------ Page excerpt ------
Purpose : Hypoxia has been reported as a critical driving factor of choroidal neovascularization (CNV) in the wet form of age related macular degeneration (wet AMD). We induce hypoxia inducible factor 1 alpha (HIF-1α) in iPSC derived RPE to study underlying mechanisms of CNV initiation/progression using engineered 3D tissues containing RPE and “choroid”. This model is being used to understand pathogenesis of wet AMD and for drug testing.

Methods : We developed choroid-like 3D vascularized tissue structure using bioprinting technology. Optimal “Bioink”, which contains endothelial cells (ECs), pericytes, and fibroblasts embedded in hydrogel, was printed on one side of a biodegradable polymer scaffold. iPSC derived RPE monolayer was formed on the other side of the scaffold. The scaffold served as a temporary Bruch’s membrane until RPE and endothelial cells produced extracellular matrix (ECM) proteins. DMOG (100µM) was added to only the apical side of the RPE to mimic local hypoxia surrounding RPE. After two weeks of DMOG treatment, we measured cytokine secretion from RPE, transepithelial/tissue resistance (TER), and angiogenesis of “choroid”.

Results : RPE polarity was confirmed by the presence of apical processes and apical EZRIN expression. Fenestration of “choriocapillaris” was confirmed with EM and expression of a fenestration marker, FELS. DMOG treatment significantly induced secretion of proangiogenic factors, such as vascular endothelial growth factor (VEGF), in the basal region of RPE. The stressed RPE increased angiogenesis of “choriocapillaris” and significantly increased vessel growth in the subRPE region, similar to “wet” AMD.

Conclusions : We successfully demonstrated that DMOG induced HIF-1α in RPE causes a type I CNV like vessel growth pattern within RPE/“choroid” tissues. This model shows that increased secretion of VEGF and likely other proangiogenic factors by RPE are critical in directing CNV toward RPE. HIF-1α acts upstream of VEGF expression within RPE. Interestingly, RPE electrical resistance barrier function is elevated with DMOG treatment, which is presumably a part of the RPE’s protective mechanism. We haven’t yet seen advanced CNV (type 2 or 3) in this model. Other types of stressors and gene modification of iPSC-RPE will be tested to understand disease pathways involved in wet AMD.

This is an abstract that was submitted for the 2018 ARVO Annual Meeting, held in Honolulu, Hawaii, April 29 - May 3, 2018.
------ Information given ------
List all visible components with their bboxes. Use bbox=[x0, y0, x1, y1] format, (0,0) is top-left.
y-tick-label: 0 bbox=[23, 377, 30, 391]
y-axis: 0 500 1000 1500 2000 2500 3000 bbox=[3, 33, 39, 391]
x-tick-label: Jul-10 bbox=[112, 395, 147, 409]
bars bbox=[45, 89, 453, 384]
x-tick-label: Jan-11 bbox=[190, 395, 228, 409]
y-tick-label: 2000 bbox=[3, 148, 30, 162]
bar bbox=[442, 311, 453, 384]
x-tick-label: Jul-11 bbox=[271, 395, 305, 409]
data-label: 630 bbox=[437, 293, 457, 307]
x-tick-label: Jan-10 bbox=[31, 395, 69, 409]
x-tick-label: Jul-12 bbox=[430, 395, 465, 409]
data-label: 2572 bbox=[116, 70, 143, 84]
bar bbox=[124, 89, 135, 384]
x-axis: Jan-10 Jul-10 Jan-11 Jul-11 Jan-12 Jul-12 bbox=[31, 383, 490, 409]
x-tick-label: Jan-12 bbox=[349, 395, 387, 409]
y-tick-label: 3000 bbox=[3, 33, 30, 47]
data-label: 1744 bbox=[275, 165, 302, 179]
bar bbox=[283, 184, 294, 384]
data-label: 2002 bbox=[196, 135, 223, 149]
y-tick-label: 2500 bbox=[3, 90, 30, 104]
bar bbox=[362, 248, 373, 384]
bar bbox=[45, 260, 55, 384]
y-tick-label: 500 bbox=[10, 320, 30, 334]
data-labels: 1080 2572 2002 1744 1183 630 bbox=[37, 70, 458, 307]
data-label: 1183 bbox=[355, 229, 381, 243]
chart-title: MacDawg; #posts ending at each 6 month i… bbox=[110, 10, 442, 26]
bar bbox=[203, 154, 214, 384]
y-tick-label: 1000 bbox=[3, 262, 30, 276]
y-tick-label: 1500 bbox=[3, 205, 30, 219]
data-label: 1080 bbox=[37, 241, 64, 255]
------
— Tasks to perform —
**1)** From the wet AMD abstract, write out the passage from "Conclusions : We" up to and including "May 3, 2018.".
**2)** Turn the paragraph of the wet AMD abstract that begins "Methods : We developed" into a short list that keeps its main facts.
**3)** In the wet AMD abstract, what concentration of DMOG was added to the apical side of the RPE?

— Answers for the tasks —
**1)**
Conclusions : We successfully demonstrated that DMOG induced HIF-1α in RPE causes a type I CNV like vessel growth pattern within RPE/“choroid” tissues. This model shows that increased secretion of VEGF and likely other proangiogenic factors by RPE are critical in directing CNV toward RPE. HIF-1α acts upstream of VEGF expression within RPE. Interestingly, RPE electrical resistance barrier function is elevated with DMOG treatment, which is presumably a part of the RPE’s protective mechanism. We haven’t yet seen advanced CNV (type 2 or 3) in this model. Other types of stressors and gene modification of iPSC-RPE will be tested to understand disease pathways involved in wet AMD.

This is an abstract that was submitted for the 2018 ARVO Annual Meeting, held in Honolulu, Hawaii, April 29 - May 3, 2018.

**2)**
- A choroid-like 3D vascularized tissue was made with bioprinting.
- A "Bioink" of endothelial cells, pericytes and fibroblasts in hydrogel was printed on one side of a biodegradable polymer scaffold.
- An iPSC-derived RPE monolayer was formed on the other side.
- The scaffold served as a temporary Bruch's membrane until the RPE and endothelial cells produced ECM proteins.
- DMOG (100µM) was added only to the apical side of the RPE to mimic local hypoxia.
- After two weeks of treatment, RPE cytokine secretion, transepithelial/tissue resistance (TER) and "choroid" angiogenesis were measured.

**3)** 100µM.